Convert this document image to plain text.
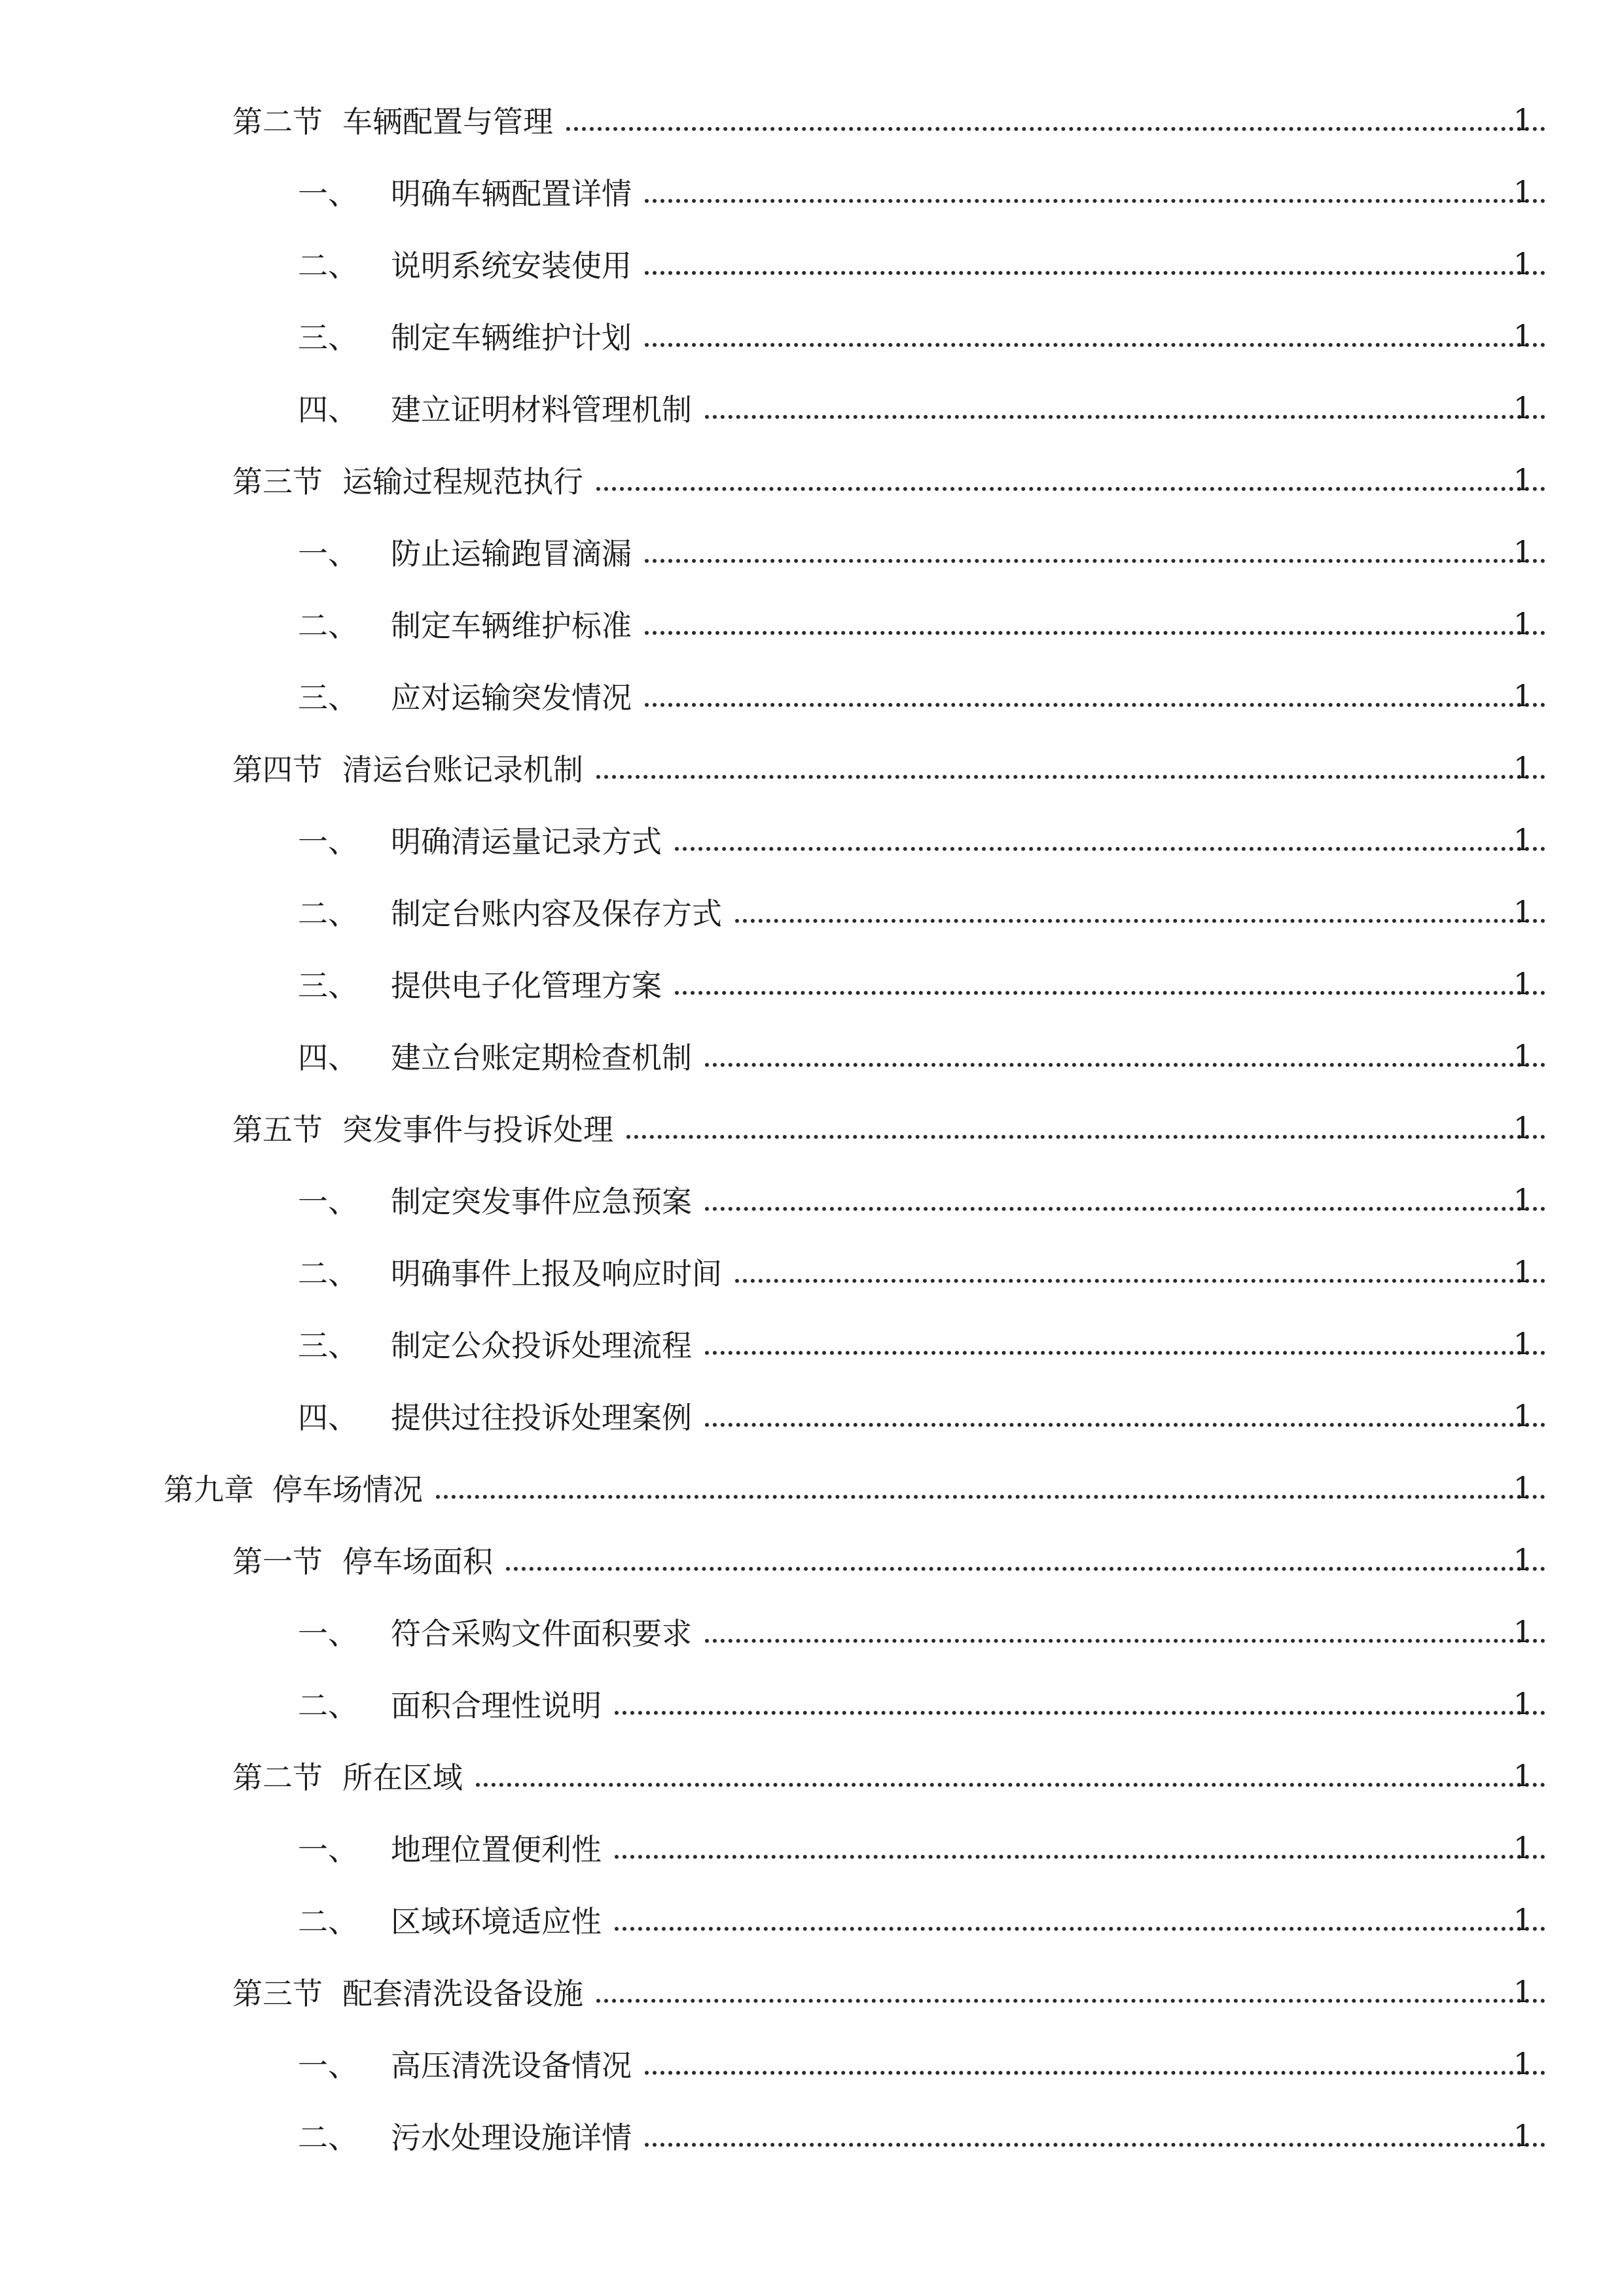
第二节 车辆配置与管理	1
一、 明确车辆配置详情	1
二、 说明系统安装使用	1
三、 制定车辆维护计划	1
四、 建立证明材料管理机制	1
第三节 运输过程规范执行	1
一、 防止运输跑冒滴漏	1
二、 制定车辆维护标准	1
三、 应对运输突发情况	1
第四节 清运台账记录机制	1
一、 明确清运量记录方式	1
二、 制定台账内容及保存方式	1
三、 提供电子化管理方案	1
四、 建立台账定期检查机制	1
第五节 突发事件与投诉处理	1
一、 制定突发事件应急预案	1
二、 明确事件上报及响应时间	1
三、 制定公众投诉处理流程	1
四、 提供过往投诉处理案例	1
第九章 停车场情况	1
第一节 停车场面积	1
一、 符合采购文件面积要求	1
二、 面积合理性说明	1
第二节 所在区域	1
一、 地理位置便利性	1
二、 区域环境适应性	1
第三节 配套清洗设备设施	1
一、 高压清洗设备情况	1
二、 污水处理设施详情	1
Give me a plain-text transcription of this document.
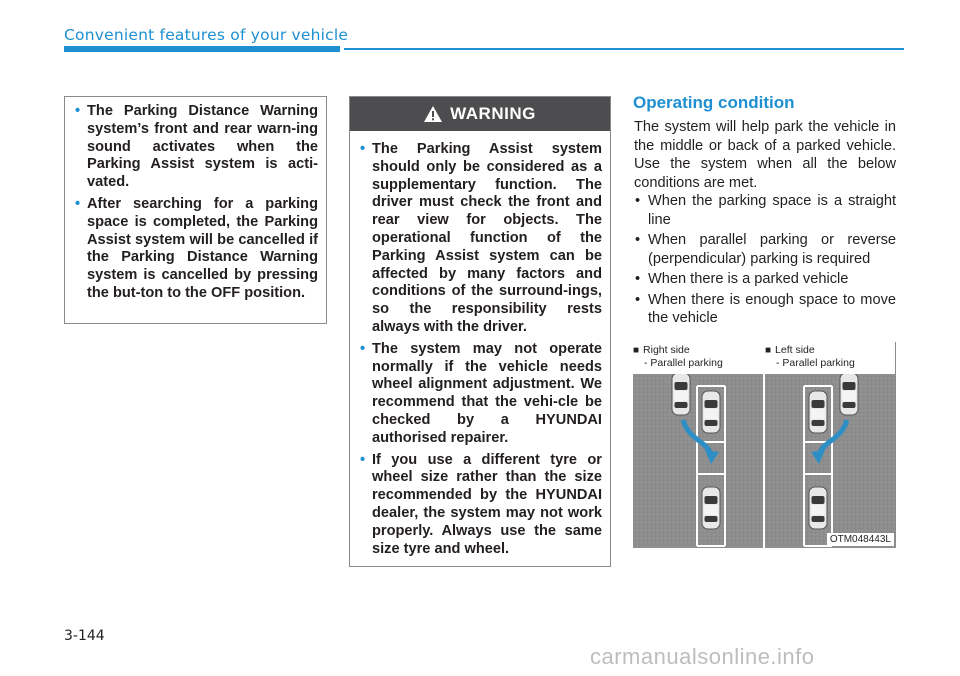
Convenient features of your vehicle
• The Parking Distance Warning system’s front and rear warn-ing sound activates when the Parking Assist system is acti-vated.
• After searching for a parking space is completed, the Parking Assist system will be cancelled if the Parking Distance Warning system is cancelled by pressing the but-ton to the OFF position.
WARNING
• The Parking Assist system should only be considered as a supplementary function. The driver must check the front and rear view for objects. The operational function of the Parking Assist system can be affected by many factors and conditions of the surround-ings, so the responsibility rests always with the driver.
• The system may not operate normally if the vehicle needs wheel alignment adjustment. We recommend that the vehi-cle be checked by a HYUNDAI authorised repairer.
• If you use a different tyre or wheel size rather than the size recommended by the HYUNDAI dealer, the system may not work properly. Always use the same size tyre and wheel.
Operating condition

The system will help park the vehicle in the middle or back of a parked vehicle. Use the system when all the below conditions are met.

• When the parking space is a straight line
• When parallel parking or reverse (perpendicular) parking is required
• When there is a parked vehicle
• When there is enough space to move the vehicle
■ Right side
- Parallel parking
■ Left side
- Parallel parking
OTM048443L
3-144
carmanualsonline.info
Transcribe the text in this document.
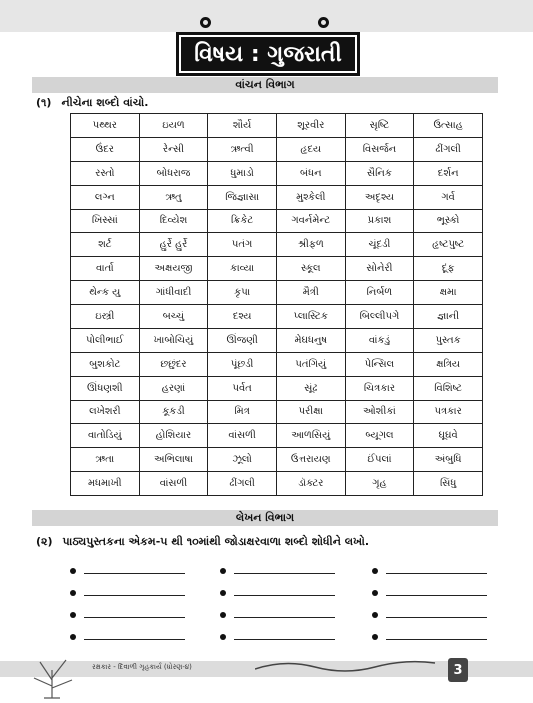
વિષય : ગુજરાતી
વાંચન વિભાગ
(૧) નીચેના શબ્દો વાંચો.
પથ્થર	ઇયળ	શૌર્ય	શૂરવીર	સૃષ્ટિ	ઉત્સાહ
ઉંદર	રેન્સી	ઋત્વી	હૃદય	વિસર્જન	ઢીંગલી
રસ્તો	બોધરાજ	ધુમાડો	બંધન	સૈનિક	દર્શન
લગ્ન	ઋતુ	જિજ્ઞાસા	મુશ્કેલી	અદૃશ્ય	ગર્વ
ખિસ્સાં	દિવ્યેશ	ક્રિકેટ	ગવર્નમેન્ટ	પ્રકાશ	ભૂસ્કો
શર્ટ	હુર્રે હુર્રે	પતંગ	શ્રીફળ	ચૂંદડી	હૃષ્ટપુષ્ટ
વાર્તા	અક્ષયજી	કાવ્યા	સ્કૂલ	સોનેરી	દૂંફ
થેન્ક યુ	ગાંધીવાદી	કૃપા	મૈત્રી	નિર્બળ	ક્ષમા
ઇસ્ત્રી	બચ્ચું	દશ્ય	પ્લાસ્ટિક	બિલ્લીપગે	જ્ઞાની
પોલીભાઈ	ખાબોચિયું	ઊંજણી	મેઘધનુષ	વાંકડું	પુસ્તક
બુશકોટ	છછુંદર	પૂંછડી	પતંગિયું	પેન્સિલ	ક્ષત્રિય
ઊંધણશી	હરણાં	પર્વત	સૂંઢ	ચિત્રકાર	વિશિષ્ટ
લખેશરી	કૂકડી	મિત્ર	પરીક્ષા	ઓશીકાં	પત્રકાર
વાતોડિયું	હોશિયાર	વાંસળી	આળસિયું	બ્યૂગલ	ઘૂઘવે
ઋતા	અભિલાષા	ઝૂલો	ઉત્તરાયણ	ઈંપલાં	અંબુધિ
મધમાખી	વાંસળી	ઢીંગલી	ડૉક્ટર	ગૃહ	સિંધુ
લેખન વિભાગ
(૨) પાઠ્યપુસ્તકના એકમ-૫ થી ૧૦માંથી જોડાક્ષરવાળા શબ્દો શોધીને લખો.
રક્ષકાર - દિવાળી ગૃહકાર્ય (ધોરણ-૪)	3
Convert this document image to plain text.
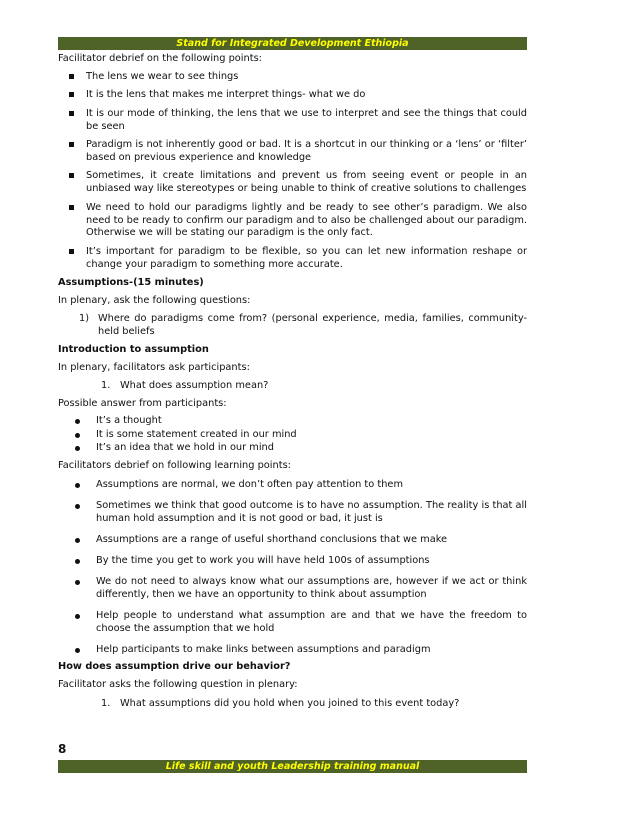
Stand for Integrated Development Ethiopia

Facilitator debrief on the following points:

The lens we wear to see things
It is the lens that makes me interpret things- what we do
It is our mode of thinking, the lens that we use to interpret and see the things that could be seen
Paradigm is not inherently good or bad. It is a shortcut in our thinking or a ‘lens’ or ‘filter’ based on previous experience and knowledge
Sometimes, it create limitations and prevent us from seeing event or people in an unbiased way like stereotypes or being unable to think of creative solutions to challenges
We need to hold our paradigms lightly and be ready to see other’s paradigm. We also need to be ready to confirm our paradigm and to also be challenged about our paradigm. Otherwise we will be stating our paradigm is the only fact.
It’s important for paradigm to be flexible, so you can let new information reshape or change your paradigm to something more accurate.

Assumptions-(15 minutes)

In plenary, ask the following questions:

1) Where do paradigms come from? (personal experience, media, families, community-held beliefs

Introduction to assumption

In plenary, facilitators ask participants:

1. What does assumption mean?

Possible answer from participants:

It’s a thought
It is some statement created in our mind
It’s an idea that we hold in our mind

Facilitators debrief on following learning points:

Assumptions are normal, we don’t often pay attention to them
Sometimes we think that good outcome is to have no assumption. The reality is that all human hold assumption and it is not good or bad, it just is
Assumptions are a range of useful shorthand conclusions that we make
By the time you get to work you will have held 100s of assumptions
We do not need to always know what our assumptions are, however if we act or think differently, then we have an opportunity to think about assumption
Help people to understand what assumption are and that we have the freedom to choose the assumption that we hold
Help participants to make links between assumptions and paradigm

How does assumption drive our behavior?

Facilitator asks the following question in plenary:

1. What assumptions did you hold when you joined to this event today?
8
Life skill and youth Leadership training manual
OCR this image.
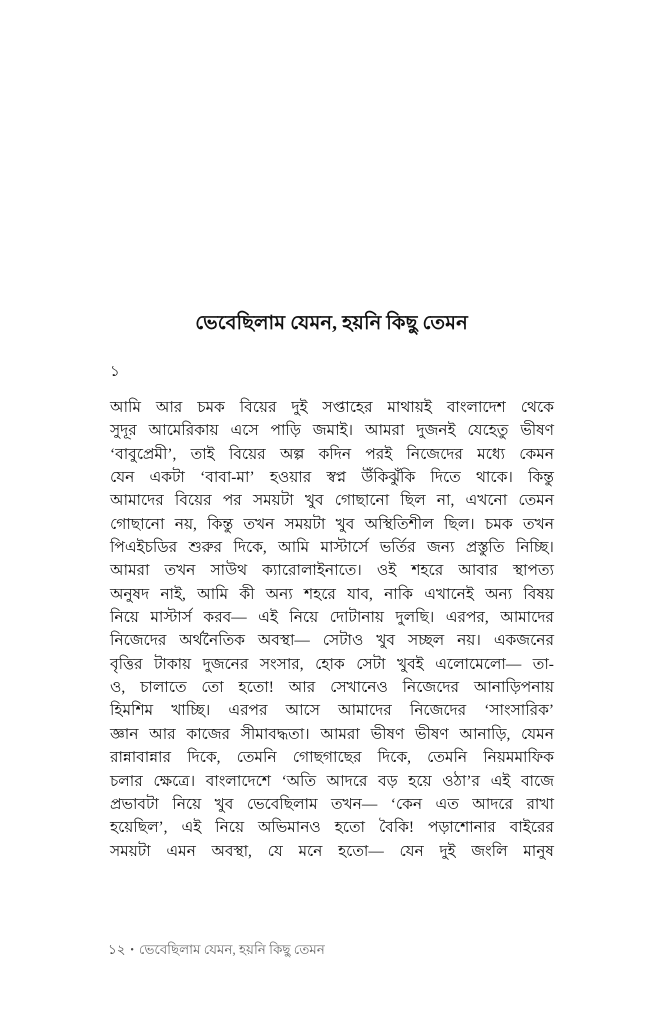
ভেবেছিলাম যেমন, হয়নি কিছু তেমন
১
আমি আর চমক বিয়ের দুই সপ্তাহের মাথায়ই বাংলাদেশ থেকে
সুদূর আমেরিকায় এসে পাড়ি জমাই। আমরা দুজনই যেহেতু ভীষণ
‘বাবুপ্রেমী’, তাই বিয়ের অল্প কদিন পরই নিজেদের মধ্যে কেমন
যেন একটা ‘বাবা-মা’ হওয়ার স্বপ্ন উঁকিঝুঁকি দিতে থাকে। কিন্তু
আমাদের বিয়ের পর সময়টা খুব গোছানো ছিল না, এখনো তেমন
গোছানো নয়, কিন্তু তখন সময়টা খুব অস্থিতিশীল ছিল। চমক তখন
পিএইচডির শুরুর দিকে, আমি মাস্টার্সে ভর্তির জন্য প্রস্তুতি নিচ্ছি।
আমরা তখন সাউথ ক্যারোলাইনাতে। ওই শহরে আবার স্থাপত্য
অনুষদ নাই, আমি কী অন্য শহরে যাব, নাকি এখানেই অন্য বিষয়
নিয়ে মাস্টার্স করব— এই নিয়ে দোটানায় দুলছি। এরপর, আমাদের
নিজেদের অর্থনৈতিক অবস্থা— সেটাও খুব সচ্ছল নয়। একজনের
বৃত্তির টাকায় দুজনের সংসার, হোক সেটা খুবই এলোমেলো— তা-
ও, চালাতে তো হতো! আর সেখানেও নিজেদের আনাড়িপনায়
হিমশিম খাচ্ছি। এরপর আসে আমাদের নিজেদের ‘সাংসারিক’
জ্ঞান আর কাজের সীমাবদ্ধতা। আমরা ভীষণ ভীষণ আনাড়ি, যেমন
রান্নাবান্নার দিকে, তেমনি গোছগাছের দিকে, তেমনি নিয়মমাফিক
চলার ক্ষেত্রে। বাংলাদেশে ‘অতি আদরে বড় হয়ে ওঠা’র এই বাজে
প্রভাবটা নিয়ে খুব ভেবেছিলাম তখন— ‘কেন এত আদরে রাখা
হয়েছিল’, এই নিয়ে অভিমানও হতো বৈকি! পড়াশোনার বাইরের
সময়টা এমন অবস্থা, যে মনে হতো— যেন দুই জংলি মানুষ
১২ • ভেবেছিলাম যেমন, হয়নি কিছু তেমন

§ What you should do: Track down the lines that include the word "lens" and copy them.

§ Complete answer:
The lens we wear to see things
It is the lens that makes me interpret things- what we do
It is our mode of thinking, the lens that we use to interpret and see the things that could be seen
Paradigm is not inherently good or bad. It is a shortcut in our thinking or a ‘lens’ or ‘filter’ based on previous experience and knowledge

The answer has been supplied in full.